Leave the pictures out and reproduce, exactly, the lines from the one with "Output the text content of this document." through the end of the entries below.

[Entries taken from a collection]
◆ ◆ ◆ ◆ ◆ ◆ ◆
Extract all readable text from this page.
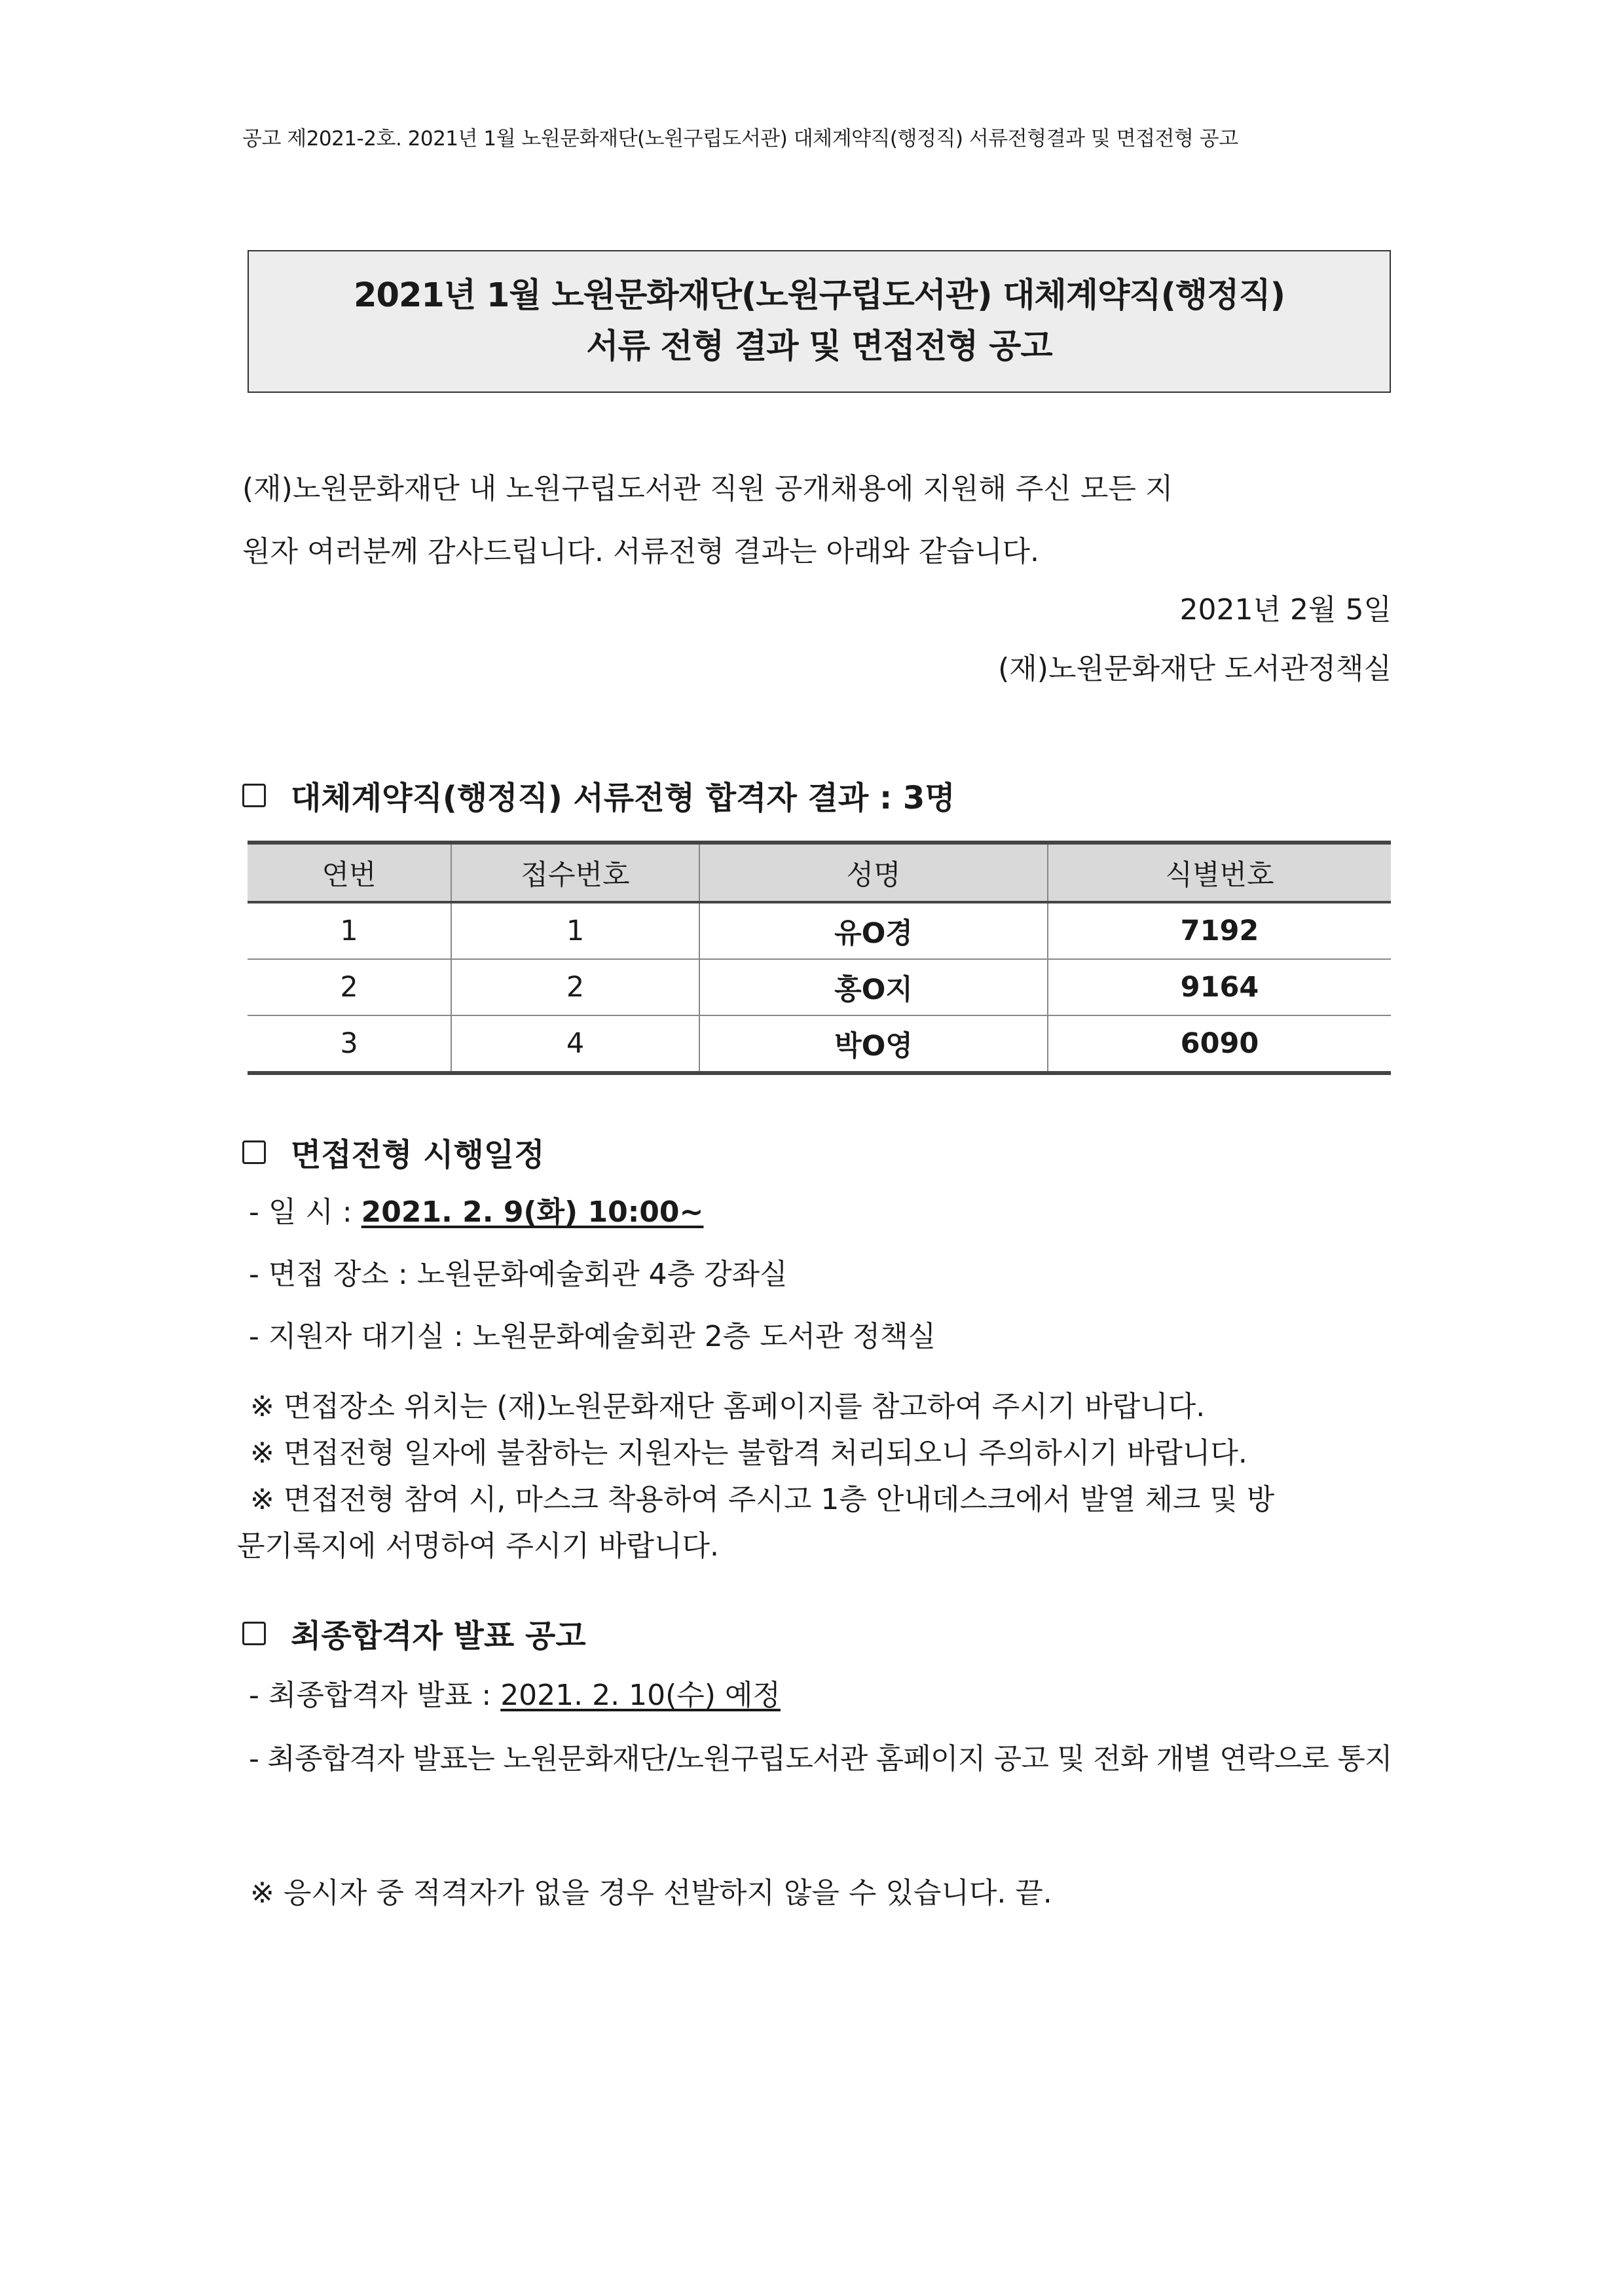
공고 제2021-2호. 2021년 1월 노원문화재단(노원구립도서관) 대체계약직(행정직) 서류전형결과 및 면접전형 공고
2021년 1월 노원문화재단(노원구립도서관) 대체계약직(행정직)
서류 전형 결과 및 면접전형 공고
(재)노원문화재단 내 노원구립도서관 직원 공개채용에 지원해 주신 모든 지
원자 여러분께 감사드립니다. 서류전형 결과는 아래와 같습니다.
2021년 2월 5일
(재)노원문화재단 도서관정책실
대체계약직(행정직) 서류전형 합격자 결과 : 3명
연번	접수번호	성명	식별번호
1	1	유O경	7192
2	2	홍O지	9164
3	4	박O영	6090
면접전형 시행일정
- 일 시 : 2021. 2. 9(화) 10:00~
- 면접 장소 : 노원문화예술회관 4층 강좌실
- 지원자 대기실 : 노원문화예술회관 2층 도서관 정책실
※ 면접장소 위치는 (재)노원문화재단 홈페이지를 참고하여 주시기 바랍니다.
※ 면접전형 일자에 불참하는 지원자는 불합격 처리되오니 주의하시기 바랍니다.
※ 면접전형 참여 시, 마스크 착용하여 주시고 1층 안내데스크에서 발열 체크 및 방
문기록지에 서명하여 주시기 바랍니다.
최종합격자 발표 공고
- 최종합격자 발표 : 2021. 2. 10(수) 예정
- 최종합격자 발표는 노원문화재단/노원구립도서관 홈페이지 공고 및 전화 개별 연락으로 통지
※ 응시자 중 적격자가 없을 경우 선발하지 않을 수 있습니다. 끝.
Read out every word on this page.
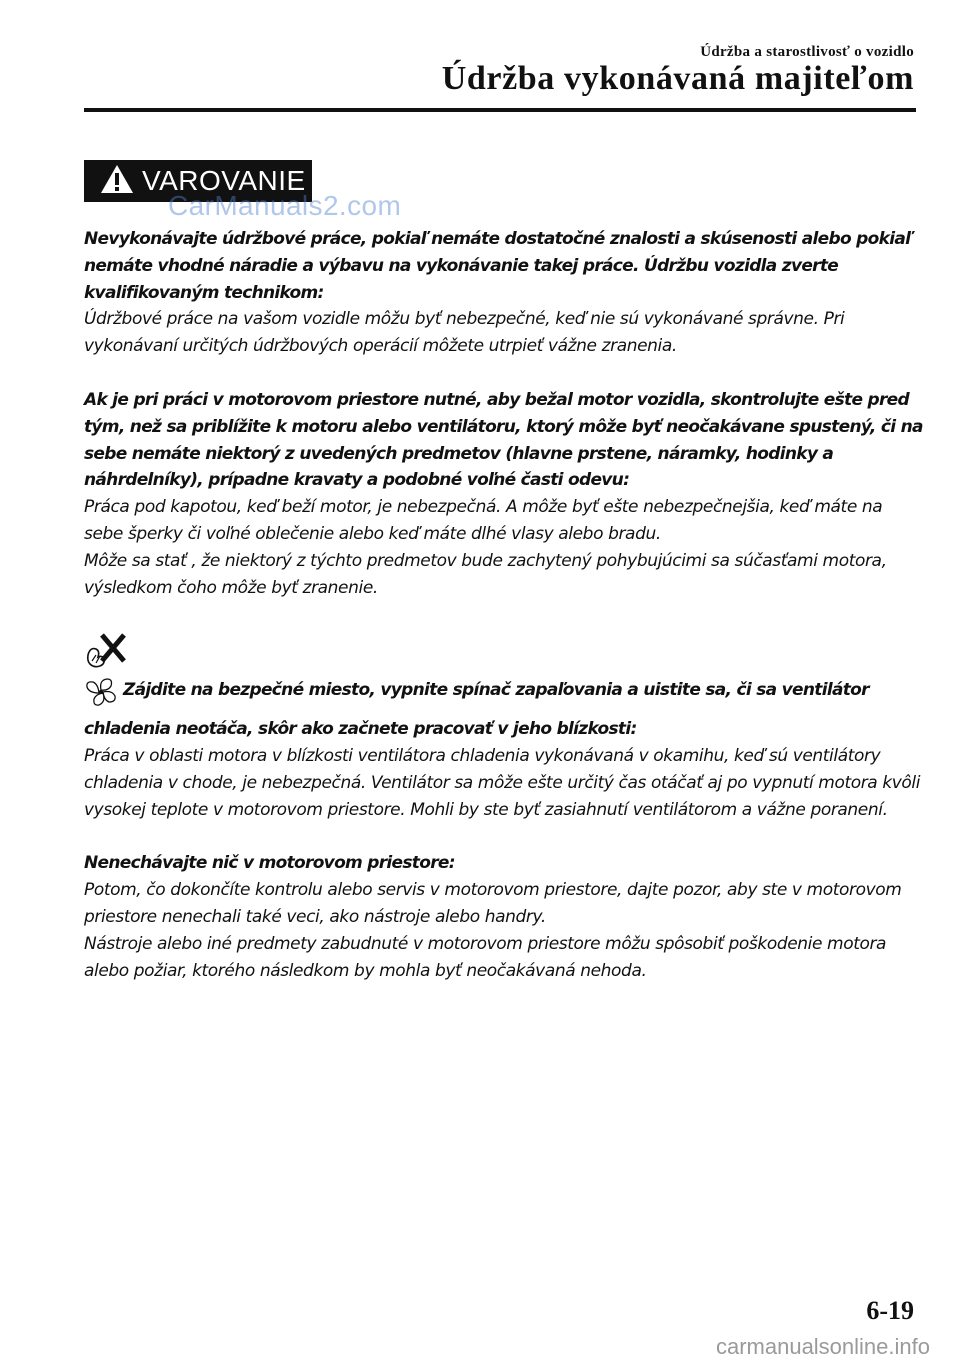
Údržba a starostlivosť o vozidlo
Údržba vykonávaná majiteľom
VAROVANIE
CarManuals2.com

Nevykonávajte údržbové práce, pokiaľ nemáte dostatočné znalosti a skúsenosti alebo pokiaľ nemáte vhodné náradie a výbavu na vykonávanie takej práce. Údržbu vozidla zverte kvalifikovaným technikom:

Údržbové práce na vašom vozidle môžu byť nebezpečné, keď nie sú vykonávané správne. Pri vykonávaní určitých údržbových operácií môžete utrpieť vážne zranenia.

Ak je pri práci v motorovom priestore nutné, aby bežal motor vozidla, skontrolujte ešte pred tým, než sa priblížite k motoru alebo ventilátoru, ktorý môže byť neočakávane spustený, či na sebe nemáte niektorý z uvedených predmetov (hlavne prstene, náramky, hodinky a náhrdelníky), prípadne kravaty a podobné voľné časti odevu:

Práca pod kapotou, keď beží motor, je nebezpečná. A môže byť ešte nebezpečnejšia, keď máte na sebe šperky či voľné oblečenie alebo keď máte dlhé vlasy alebo bradu.

Môže sa stať , že niektorý z týchto predmetov bude zachytený pohybujúcimi sa súčasťami motora, výsledkom čoho môže byť zranenie.

Zájdite na bezpečné miesto, vypnite spínač zapaľovania a uistite sa, či sa ventilátor chladenia neotáča, skôr ako začnete pracovať v jeho blízkosti:

Práca v oblasti motora v blízkosti ventilátora chladenia vykonávaná v okamihu, keď sú ventilátory chladenia v chode, je nebezpečná. Ventilátor sa môže ešte určitý čas otáčať aj po vypnutí motora kvôli vysokej teplote v motorovom priestore. Mohli by ste byť zasiahnutí ventilátorom a vážne poranení.

Nenechávajte nič v motorovom priestore:

Potom, čo dokončíte kontrolu alebo servis v motorovom priestore, dajte pozor, aby ste v motorovom priestore nenechali také veci, ako nástroje alebo handry.

Nástroje alebo iné predmety zabudnuté v motorovom priestore môžu spôsobiť poškodenie motora alebo požiar, ktorého následkom by mohla byť neočakávaná nehoda.

6-19
carmanualsonline.info
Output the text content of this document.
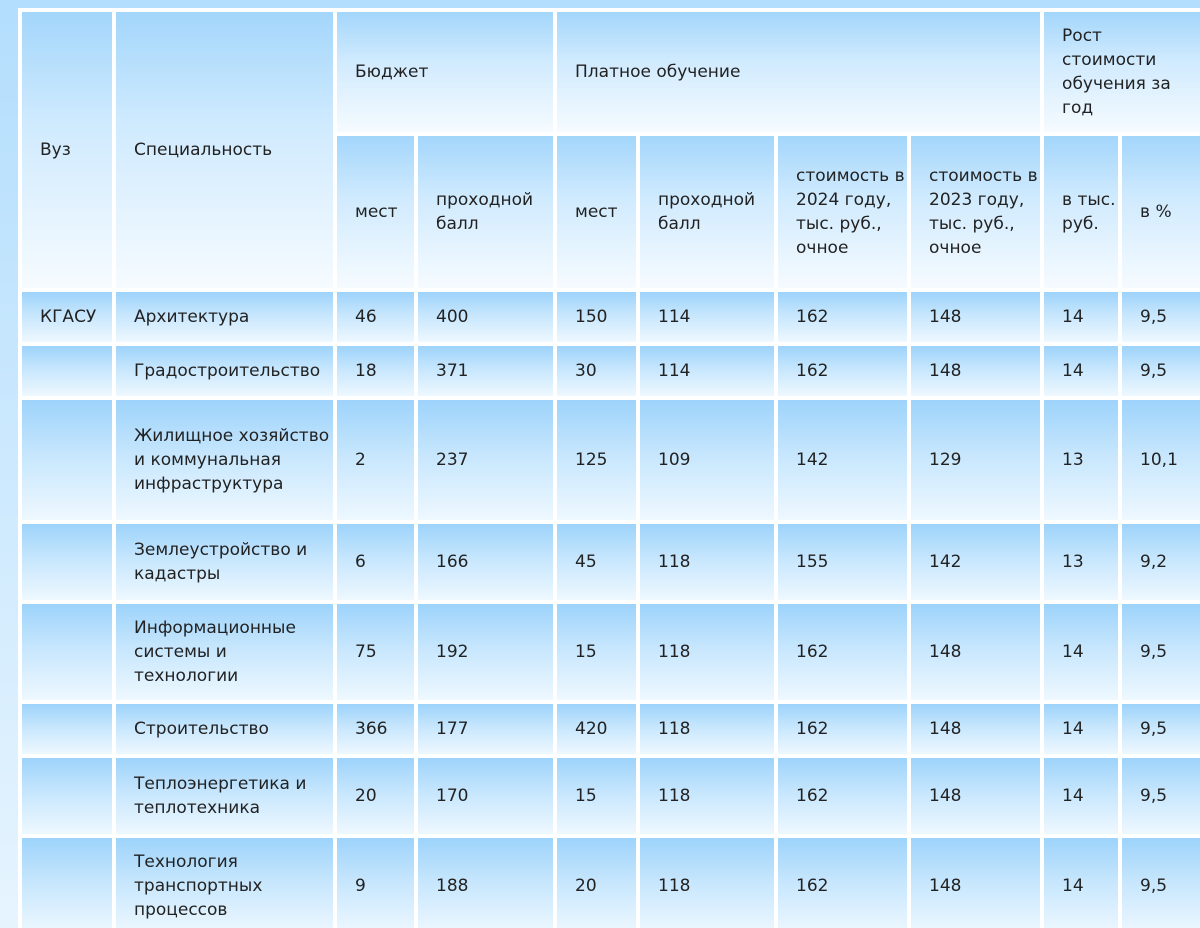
Вуз	Специальность	Бюджет		Платное обучение				Рост стоимости обучения за год	
		мест	проходной балл	мест	проходной балл	стоимость в 2024 году, тыс. руб., очное	стоимость в 2023 году, тыс. руб., очное	в тыс. руб.	в %
КГАСУ	Архитектура	46	400	150	114	162	148	14	9,5
	Градостроительство	18	371	30	114	162	148	14	9,5
	Жилищное хозяйство и коммунальная инфраструктура	2	237	125	109	142	129	13	10,1
	Землеустройство и кадастры	6	166	45	118	155	142	13	9,2
	Информационные системы и технологии	75	192	15	118	162	148	14	9,5
	Строительство	366	177	420	118	162	148	14	9,5
	Теплоэнергетика и теплотехника	20	170	15	118	162	148	14	9,5
	Технология транспортных процессов	9	188	20	118	162	148	14	9,5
◆ ◆ ◆ ◆ ◆ ◆ ◆
Output:
Output the text content of this document.
Вуз	Специальность	Бюджет		Платное обучение				Рост стоимости обучения за год	
		мест	проходной балл	мест	проходной балл	стоимость в 2024 году, тыс. руб., очное	стоимость в 2023 году, тыс. руб., очное	в тыс. руб.	в %
КГАСУ	Архитектура	46	400	150	114	162	148	14	9,5
	Градостроительство	18	371	30	114	162	148	14	9,5
	Жилищное хозяйство и коммунальная инфраструктура	2	237	125	109	142	129	13	10,1
	Землеустройство и кадастры	6	166	45	118	155	142	13	9,2
	Информационные системы и технологии	75	192	15	118	162	148	14	9,5
	Строительство	366	177	420	118	162	148	14	9,5
	Теплоэнергетика и теплотехника	20	170	15	118	162	148	14	9,5
	Технология транспортных процессов	9	188	20	118	162	148	14	9,5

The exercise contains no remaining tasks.